## START
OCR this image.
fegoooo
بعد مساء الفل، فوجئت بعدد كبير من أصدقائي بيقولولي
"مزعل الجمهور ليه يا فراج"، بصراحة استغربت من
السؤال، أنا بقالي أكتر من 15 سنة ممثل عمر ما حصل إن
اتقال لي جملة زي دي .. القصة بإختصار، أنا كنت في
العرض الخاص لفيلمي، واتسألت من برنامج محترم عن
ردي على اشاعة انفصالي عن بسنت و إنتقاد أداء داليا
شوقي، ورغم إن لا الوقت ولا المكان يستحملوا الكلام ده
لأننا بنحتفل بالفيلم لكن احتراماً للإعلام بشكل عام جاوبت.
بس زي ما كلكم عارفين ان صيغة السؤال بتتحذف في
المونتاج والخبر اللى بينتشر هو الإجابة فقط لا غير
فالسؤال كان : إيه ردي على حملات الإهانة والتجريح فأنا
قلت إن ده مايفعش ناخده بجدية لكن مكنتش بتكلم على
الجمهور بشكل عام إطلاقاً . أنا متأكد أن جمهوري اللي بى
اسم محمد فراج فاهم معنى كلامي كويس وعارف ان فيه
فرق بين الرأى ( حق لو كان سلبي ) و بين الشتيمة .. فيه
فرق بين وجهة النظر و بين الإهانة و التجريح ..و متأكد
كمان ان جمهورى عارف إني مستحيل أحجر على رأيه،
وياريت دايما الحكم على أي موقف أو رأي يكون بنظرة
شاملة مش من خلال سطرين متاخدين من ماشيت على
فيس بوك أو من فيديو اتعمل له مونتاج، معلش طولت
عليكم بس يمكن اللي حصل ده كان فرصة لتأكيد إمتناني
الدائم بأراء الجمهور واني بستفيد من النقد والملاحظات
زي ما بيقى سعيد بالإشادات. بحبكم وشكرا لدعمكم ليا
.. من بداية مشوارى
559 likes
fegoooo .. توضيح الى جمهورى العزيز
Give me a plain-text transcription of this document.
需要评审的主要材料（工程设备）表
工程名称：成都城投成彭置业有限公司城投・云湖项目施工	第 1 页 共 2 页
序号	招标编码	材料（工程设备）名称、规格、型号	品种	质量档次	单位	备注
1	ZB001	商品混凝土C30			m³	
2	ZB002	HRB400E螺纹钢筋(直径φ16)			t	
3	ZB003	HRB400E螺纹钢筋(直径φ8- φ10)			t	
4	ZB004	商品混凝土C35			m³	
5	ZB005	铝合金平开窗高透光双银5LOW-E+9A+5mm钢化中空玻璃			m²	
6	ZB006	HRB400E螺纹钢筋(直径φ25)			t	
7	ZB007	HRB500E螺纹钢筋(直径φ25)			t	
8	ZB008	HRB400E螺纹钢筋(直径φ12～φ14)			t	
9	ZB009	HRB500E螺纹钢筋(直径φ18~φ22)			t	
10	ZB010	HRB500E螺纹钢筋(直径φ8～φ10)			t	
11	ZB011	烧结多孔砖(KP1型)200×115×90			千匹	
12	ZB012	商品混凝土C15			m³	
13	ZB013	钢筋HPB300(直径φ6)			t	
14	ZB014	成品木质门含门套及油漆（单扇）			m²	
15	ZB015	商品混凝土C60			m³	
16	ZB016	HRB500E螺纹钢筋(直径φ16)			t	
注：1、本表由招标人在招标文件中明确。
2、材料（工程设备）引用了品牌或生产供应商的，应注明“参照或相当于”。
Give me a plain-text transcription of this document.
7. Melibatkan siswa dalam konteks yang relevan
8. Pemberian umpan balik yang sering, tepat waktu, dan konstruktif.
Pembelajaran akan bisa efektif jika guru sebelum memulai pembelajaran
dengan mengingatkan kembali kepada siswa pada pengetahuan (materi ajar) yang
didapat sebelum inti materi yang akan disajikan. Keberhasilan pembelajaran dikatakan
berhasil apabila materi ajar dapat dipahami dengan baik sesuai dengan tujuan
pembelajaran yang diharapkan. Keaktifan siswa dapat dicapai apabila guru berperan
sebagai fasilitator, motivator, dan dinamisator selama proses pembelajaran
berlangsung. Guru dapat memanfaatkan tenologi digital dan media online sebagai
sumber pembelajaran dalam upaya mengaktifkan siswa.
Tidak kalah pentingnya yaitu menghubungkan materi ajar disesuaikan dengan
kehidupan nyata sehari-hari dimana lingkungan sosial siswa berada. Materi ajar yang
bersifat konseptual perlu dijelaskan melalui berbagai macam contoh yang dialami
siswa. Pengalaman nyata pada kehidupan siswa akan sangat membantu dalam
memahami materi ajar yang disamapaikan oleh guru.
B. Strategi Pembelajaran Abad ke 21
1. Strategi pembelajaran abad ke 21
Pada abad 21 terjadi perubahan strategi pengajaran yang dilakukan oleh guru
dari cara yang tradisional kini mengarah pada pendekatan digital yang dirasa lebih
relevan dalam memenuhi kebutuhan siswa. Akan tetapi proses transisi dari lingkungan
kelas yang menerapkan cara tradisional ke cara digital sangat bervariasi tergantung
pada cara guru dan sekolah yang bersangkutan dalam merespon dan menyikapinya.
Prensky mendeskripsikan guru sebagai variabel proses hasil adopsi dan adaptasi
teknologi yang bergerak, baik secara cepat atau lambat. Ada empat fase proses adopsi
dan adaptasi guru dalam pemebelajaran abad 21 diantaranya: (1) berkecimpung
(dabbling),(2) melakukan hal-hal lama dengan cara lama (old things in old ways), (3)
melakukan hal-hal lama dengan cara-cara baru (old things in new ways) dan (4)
## END
Work to complete: State how many lines of the listing include the word "proses". Reply with the number alone.

Final answer: 4